» Written request: Write the material out again in full, exactly.

━━━━━━━━

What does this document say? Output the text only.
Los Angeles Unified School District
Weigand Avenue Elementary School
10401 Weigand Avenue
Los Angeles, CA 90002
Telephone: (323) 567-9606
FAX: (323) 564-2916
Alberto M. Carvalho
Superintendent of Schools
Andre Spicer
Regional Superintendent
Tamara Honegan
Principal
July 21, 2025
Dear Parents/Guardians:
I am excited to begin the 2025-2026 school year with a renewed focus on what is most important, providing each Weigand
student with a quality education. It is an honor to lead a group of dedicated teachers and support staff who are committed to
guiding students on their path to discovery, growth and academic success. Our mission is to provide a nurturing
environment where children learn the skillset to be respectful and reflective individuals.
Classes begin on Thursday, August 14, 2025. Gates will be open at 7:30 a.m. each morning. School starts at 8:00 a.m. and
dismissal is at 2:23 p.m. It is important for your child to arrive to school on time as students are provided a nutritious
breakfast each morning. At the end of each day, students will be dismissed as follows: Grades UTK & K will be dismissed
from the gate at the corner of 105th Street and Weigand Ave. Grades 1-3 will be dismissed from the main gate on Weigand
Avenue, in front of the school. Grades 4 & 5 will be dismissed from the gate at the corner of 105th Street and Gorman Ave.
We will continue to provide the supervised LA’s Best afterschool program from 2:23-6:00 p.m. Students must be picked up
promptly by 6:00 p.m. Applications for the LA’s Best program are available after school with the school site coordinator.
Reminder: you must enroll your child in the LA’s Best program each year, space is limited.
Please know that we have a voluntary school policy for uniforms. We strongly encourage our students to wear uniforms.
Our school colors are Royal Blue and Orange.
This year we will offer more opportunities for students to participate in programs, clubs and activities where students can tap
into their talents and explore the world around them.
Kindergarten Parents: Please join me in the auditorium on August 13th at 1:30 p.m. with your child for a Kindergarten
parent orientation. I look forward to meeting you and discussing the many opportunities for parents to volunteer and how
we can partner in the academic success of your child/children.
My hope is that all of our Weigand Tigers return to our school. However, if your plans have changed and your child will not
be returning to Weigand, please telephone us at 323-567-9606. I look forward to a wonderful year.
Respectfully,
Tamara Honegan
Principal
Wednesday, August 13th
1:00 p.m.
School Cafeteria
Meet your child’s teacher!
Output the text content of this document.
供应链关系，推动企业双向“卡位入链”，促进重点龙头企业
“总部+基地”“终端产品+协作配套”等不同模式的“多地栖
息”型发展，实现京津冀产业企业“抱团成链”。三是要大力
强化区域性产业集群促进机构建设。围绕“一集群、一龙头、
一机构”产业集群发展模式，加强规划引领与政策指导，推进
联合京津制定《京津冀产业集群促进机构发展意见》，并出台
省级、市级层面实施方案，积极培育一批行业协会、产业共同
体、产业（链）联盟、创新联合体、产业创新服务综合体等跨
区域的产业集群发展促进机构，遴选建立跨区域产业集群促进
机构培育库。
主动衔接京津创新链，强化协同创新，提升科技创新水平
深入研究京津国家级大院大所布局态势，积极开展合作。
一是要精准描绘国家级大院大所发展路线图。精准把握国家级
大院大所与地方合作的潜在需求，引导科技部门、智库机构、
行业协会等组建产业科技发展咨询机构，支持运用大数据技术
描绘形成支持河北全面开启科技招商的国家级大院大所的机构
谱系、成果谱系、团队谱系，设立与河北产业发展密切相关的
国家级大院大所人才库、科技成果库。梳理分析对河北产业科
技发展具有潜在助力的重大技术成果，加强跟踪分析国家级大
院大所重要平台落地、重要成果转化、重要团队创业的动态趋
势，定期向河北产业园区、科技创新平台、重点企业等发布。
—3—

━━━━━━━━

» Exercise output:
What does this document say? Output the text only.
Los Angeles Unified School District
Weigand Avenue Elementary School
10401 Weigand Avenue
Los Angeles, CA 90002
Telephone: (323) 567-9606
FAX: (323) 564-2916
Alberto M. Carvalho
Superintendent of Schools
Andre Spicer
Regional Superintendent
Tamara Honegan
Principal
July 21, 2025
Dear Parents/Guardians:
I am excited to begin the 2025-2026 school year with a renewed focus on what is most important, providing each Weigand
student with a quality education. It is an honor to lead a group of dedicated teachers and support staff who are committed to
guiding students on their path to discovery, growth and academic success. Our mission is to provide a nurturing
environment where children learn the skillset to be respectful and reflective individuals.
Classes begin on Thursday, August 14, 2025. Gates will be open at 7:30 a.m. each morning. School starts at 8:00 a.m. and
dismissal is at 2:23 p.m. It is important for your child to arrive to school on time as students are provided a nutritious
breakfast each morning. At the end of each day, students will be dismissed as follows: Grades UTK & K will be dismissed
from the gate at the corner of 105th Street and Weigand Ave. Grades 1-3 will be dismissed from the main gate on Weigand
Avenue, in front of the school. Grades 4 & 5 will be dismissed from the gate at the corner of 105th Street and Gorman Ave.
We will continue to provide the supervised LA’s Best afterschool program from 2:23-6:00 p.m. Students must be picked up
promptly by 6:00 p.m. Applications for the LA’s Best program are available after school with the school site coordinator.
Reminder: you must enroll your child in the LA’s Best program each year, space is limited.
Please know that we have a voluntary school policy for uniforms. We strongly encourage our students to wear uniforms.
Our school colors are Royal Blue and Orange.
This year we will offer more opportunities for students to participate in programs, clubs and activities where students can tap
into their talents and explore the world around them.
Kindergarten Parents: Please join me in the auditorium on August 13th at 1:30 p.m. with your child for a Kindergarten
parent orientation. I look forward to meeting you and discussing the many opportunities for parents to volunteer and how
we can partner in the academic success of your child/children.
My hope is that all of our Weigand Tigers return to our school. However, if your plans have changed and your child will not
be returning to Weigand, please telephone us at 323-567-9606. I look forward to a wonderful year.
Respectfully,
Tamara Honegan
Principal
Wednesday, August 13th
1:00 p.m.
School Cafeteria
Meet your child’s teacher!
Output the text content of this document.
供应链关系，推动企业双向“卡位入链”，促进重点龙头企业
“总部+基地”“终端产品+协作配套”等不同模式的“多地栖
息”型发展，实现京津冀产业企业“抱团成链”。三是要大力
强化区域性产业集群促进机构建设。围绕“一集群、一龙头、
一机构”产业集群发展模式，加强规划引领与政策指导，推进
联合京津制定《京津冀产业集群促进机构发展意见》，并出台
省级、市级层面实施方案，积极培育一批行业协会、产业共同
体、产业（链）联盟、创新联合体、产业创新服务综合体等跨
区域的产业集群发展促进机构，遴选建立跨区域产业集群促进
机构培育库。
主动衔接京津创新链，强化协同创新，提升科技创新水平
深入研究京津国家级大院大所布局态势，积极开展合作。
一是要精准描绘国家级大院大所发展路线图。精准把握国家级
大院大所与地方合作的潜在需求，引导科技部门、智库机构、
行业协会等组建产业科技发展咨询机构，支持运用大数据技术
描绘形成支持河北全面开启科技招商的国家级大院大所的机构
谱系、成果谱系、团队谱系，设立与河北产业发展密切相关的
国家级大院大所人才库、科技成果库。梳理分析对河北产业科
技发展具有潜在助力的重大技术成果，加强跟踪分析国家级大
院大所重要平台落地、重要成果转化、重要团队创业的动态趋
势，定期向河北产业园区、科技创新平台、重点企业等发布。
—3—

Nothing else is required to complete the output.